Keep only those lines of the records that include the string "data".
*-*-*
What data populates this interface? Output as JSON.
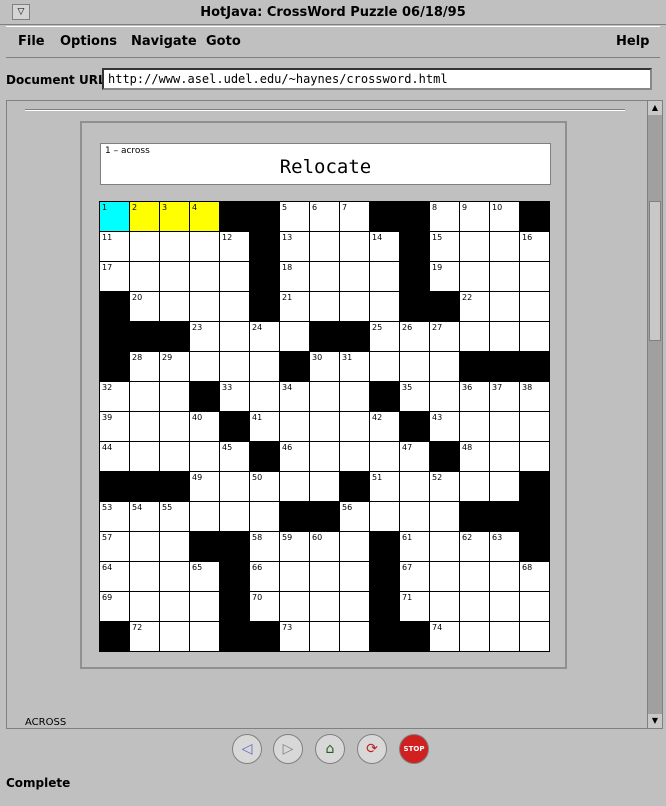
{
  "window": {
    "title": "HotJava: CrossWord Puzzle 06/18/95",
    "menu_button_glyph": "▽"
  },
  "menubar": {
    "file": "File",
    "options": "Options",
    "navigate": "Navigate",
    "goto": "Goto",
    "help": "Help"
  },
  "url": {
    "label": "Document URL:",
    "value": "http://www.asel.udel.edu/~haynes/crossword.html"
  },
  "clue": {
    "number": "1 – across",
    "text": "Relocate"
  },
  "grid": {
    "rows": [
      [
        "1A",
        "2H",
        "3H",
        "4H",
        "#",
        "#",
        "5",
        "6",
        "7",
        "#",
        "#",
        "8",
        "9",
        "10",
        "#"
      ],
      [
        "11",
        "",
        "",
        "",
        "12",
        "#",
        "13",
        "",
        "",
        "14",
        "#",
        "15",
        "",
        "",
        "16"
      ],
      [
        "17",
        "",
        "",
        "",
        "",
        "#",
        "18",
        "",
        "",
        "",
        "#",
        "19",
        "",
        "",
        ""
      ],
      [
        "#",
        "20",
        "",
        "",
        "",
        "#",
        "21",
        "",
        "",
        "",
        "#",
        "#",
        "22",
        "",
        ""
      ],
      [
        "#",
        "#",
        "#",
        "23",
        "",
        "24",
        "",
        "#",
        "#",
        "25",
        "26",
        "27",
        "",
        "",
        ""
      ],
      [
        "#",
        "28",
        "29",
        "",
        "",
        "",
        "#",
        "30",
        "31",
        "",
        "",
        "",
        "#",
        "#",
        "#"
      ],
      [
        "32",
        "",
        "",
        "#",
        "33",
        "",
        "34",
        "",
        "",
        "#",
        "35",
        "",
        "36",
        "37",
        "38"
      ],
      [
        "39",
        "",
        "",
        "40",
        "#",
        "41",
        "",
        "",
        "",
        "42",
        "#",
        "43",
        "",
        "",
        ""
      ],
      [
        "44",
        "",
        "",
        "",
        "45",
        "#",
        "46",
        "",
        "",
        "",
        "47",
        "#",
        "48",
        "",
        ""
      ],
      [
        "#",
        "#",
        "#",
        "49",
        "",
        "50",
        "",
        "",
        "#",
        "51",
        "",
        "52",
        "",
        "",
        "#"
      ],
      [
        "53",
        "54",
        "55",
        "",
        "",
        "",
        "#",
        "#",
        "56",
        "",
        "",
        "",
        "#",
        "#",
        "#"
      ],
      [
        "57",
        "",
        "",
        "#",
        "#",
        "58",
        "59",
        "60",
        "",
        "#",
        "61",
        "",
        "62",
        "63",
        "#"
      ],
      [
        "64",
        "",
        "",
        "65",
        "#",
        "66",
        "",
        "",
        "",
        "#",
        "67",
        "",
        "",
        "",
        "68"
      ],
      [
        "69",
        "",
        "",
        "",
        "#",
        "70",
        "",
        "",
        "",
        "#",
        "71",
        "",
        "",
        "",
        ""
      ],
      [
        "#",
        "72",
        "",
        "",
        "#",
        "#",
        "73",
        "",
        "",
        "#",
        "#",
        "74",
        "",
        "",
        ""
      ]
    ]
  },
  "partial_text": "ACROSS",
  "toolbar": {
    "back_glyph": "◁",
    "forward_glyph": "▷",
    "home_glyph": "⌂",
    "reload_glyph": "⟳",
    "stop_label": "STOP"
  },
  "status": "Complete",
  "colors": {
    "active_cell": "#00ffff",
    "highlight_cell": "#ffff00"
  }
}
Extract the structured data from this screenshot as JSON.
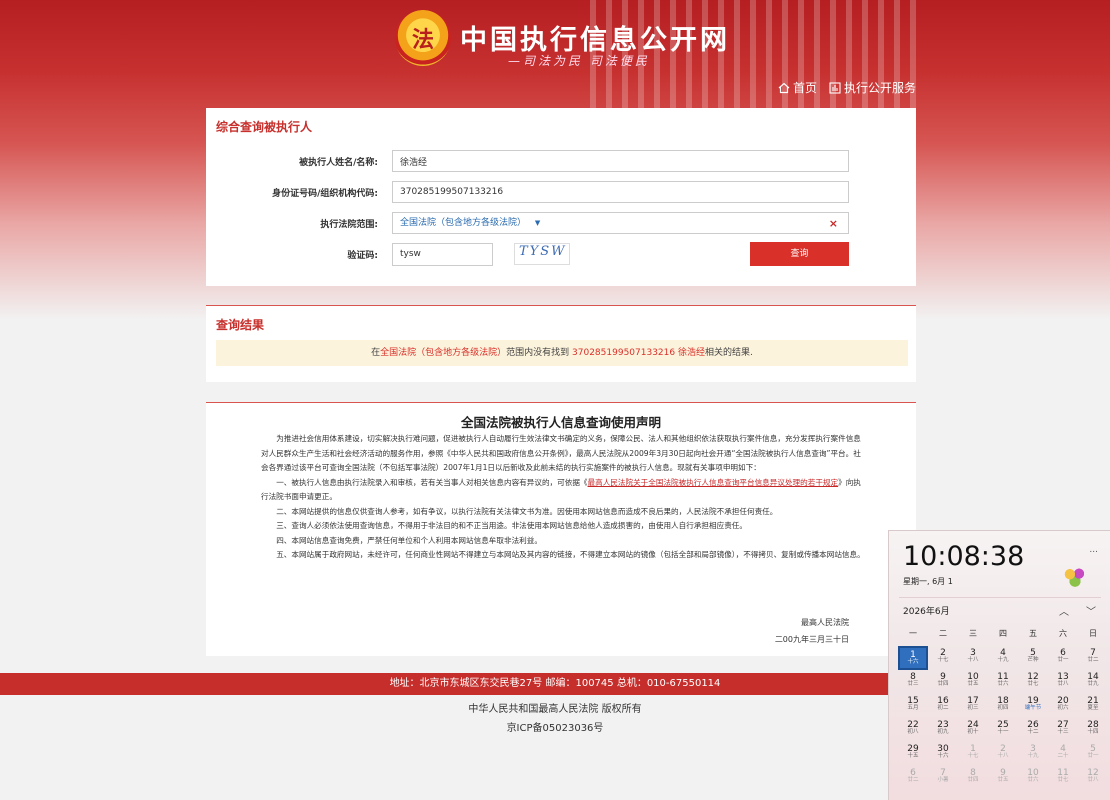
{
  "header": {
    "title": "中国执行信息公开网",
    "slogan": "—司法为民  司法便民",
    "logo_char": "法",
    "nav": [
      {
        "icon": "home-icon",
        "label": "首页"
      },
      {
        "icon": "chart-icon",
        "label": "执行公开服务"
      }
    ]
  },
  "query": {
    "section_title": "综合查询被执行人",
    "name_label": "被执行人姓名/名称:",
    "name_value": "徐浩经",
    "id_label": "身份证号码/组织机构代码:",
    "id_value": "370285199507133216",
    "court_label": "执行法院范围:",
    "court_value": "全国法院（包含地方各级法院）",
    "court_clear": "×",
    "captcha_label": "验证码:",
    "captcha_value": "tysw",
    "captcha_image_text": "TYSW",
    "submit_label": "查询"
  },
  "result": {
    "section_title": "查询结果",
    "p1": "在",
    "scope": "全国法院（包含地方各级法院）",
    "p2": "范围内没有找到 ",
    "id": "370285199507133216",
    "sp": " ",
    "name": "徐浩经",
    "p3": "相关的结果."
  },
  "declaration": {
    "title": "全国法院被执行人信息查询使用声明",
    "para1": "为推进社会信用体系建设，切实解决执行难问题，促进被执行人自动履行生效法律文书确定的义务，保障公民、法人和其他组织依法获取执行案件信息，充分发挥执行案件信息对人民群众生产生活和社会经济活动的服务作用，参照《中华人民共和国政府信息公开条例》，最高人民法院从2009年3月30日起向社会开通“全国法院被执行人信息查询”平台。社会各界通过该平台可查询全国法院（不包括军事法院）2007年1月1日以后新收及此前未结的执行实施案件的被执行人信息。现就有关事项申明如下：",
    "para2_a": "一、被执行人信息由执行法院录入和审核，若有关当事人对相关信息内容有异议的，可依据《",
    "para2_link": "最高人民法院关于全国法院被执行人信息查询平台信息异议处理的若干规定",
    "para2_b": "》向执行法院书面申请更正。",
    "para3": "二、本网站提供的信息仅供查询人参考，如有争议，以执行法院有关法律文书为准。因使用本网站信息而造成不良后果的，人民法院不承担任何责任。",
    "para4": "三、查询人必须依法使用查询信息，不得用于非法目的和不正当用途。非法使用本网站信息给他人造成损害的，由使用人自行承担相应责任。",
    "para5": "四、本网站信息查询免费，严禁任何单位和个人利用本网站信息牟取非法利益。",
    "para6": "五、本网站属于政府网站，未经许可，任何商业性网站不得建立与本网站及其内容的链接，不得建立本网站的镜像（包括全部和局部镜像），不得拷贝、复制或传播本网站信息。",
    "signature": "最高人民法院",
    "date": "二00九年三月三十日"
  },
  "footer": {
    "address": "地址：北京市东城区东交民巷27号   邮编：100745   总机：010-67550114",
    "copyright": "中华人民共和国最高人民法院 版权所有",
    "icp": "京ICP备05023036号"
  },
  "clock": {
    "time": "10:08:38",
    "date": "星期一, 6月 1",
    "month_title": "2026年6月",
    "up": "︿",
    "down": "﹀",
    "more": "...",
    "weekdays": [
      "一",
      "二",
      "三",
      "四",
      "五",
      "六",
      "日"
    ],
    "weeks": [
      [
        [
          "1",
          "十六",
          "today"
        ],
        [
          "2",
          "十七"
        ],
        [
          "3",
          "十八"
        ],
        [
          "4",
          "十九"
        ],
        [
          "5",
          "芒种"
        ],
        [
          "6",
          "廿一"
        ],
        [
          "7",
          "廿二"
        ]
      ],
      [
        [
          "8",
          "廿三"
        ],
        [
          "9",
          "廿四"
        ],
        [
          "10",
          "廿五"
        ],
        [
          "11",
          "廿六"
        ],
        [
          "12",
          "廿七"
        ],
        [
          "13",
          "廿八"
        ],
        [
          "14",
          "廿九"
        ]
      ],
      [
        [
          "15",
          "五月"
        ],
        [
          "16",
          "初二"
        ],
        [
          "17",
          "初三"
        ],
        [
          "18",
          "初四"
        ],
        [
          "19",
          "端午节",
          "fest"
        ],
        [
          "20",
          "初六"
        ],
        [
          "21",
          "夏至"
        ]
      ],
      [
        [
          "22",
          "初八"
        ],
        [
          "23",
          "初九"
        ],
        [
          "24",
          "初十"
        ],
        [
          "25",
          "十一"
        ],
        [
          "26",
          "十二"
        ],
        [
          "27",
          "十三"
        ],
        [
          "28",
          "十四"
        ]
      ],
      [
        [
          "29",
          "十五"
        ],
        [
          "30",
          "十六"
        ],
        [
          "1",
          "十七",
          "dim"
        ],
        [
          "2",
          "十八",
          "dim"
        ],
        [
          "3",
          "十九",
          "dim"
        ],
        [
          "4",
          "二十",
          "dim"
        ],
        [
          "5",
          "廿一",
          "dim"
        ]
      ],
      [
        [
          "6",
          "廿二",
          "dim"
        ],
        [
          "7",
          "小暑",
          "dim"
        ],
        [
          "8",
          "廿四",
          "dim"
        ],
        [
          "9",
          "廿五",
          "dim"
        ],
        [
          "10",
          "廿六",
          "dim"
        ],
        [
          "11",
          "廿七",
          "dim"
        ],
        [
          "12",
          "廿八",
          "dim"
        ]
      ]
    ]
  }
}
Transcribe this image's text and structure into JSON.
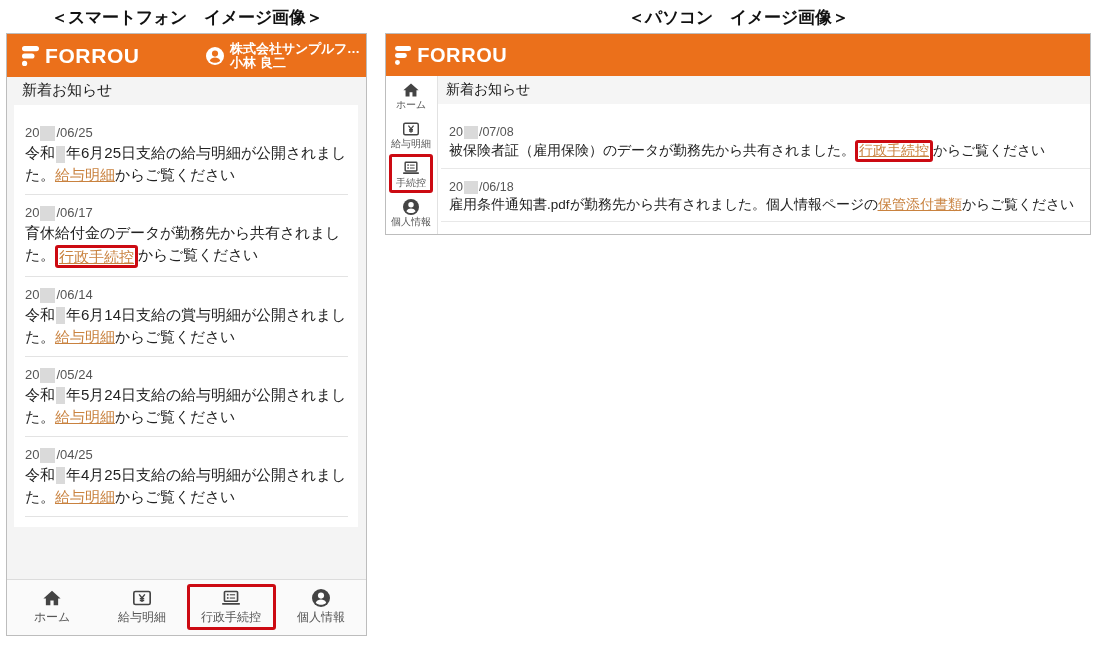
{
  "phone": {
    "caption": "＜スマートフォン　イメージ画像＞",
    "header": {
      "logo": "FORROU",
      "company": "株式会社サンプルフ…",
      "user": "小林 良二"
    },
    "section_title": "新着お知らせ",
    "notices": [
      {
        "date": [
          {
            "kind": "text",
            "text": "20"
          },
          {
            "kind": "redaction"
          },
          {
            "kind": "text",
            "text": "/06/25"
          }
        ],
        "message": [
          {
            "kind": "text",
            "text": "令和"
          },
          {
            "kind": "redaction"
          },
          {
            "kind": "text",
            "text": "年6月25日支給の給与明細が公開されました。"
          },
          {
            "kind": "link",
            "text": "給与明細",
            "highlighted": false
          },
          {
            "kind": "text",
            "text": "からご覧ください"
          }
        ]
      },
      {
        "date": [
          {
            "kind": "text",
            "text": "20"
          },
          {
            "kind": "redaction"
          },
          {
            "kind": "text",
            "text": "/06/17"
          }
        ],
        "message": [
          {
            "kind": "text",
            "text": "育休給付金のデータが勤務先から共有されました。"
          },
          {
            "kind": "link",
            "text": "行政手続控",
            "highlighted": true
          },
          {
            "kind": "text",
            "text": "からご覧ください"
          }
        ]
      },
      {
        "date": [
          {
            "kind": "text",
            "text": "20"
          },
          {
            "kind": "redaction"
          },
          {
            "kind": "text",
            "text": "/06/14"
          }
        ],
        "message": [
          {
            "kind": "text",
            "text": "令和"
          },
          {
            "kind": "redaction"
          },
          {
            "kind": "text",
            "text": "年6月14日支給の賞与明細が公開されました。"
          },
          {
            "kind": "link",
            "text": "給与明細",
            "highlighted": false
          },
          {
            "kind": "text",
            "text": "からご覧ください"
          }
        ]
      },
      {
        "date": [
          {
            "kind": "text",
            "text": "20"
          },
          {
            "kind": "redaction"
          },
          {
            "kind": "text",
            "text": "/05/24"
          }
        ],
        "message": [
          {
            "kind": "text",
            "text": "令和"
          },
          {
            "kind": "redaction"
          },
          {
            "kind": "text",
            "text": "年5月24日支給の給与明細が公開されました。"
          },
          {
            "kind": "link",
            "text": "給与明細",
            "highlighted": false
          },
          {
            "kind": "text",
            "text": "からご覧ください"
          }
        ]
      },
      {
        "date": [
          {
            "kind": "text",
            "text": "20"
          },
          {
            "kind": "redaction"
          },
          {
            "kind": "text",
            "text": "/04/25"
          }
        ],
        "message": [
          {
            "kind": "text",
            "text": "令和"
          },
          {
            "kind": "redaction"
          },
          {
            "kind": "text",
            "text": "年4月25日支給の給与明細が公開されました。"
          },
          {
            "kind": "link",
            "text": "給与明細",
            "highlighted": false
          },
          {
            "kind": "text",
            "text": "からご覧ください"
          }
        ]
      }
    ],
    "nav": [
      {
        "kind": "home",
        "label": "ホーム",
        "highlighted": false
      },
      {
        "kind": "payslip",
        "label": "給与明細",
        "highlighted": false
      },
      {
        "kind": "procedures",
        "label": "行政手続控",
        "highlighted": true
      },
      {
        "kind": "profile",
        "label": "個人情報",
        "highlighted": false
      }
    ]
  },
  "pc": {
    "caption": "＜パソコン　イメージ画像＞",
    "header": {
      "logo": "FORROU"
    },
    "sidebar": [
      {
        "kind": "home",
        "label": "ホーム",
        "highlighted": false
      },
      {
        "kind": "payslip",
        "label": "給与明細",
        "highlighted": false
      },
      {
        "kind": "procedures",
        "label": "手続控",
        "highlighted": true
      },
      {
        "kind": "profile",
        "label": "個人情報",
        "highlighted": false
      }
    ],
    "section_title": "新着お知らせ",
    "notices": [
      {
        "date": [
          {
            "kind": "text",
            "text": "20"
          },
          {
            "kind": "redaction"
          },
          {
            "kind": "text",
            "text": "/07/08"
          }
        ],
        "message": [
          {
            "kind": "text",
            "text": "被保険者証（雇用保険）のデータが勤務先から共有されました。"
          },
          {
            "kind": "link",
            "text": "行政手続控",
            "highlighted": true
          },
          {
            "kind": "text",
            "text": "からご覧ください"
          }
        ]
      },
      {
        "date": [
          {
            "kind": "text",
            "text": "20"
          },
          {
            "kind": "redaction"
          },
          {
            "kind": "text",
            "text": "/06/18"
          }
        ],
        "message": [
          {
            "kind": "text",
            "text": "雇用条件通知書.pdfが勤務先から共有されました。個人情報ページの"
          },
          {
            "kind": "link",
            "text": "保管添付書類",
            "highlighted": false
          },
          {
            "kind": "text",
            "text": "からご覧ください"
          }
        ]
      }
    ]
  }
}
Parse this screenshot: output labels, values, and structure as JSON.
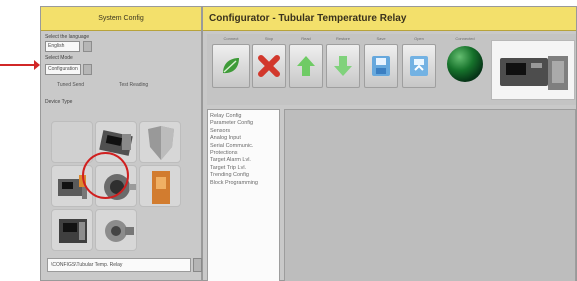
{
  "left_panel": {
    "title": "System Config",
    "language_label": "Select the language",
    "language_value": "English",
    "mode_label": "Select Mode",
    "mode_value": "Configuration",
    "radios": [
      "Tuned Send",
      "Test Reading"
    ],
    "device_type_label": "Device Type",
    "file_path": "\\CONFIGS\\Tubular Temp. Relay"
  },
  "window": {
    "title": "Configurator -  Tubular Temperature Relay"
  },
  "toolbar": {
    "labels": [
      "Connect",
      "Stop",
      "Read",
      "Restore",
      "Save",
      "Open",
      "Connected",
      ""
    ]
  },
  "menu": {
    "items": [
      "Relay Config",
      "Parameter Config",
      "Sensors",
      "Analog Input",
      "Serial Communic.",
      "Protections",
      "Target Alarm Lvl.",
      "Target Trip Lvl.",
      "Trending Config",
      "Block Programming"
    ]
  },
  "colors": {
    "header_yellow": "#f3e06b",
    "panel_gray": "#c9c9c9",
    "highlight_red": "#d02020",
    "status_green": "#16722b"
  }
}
*-*-*
__Correct output__
What data populates this interface? Output as JSON.
Extract the structured data from this screenshot as JSON.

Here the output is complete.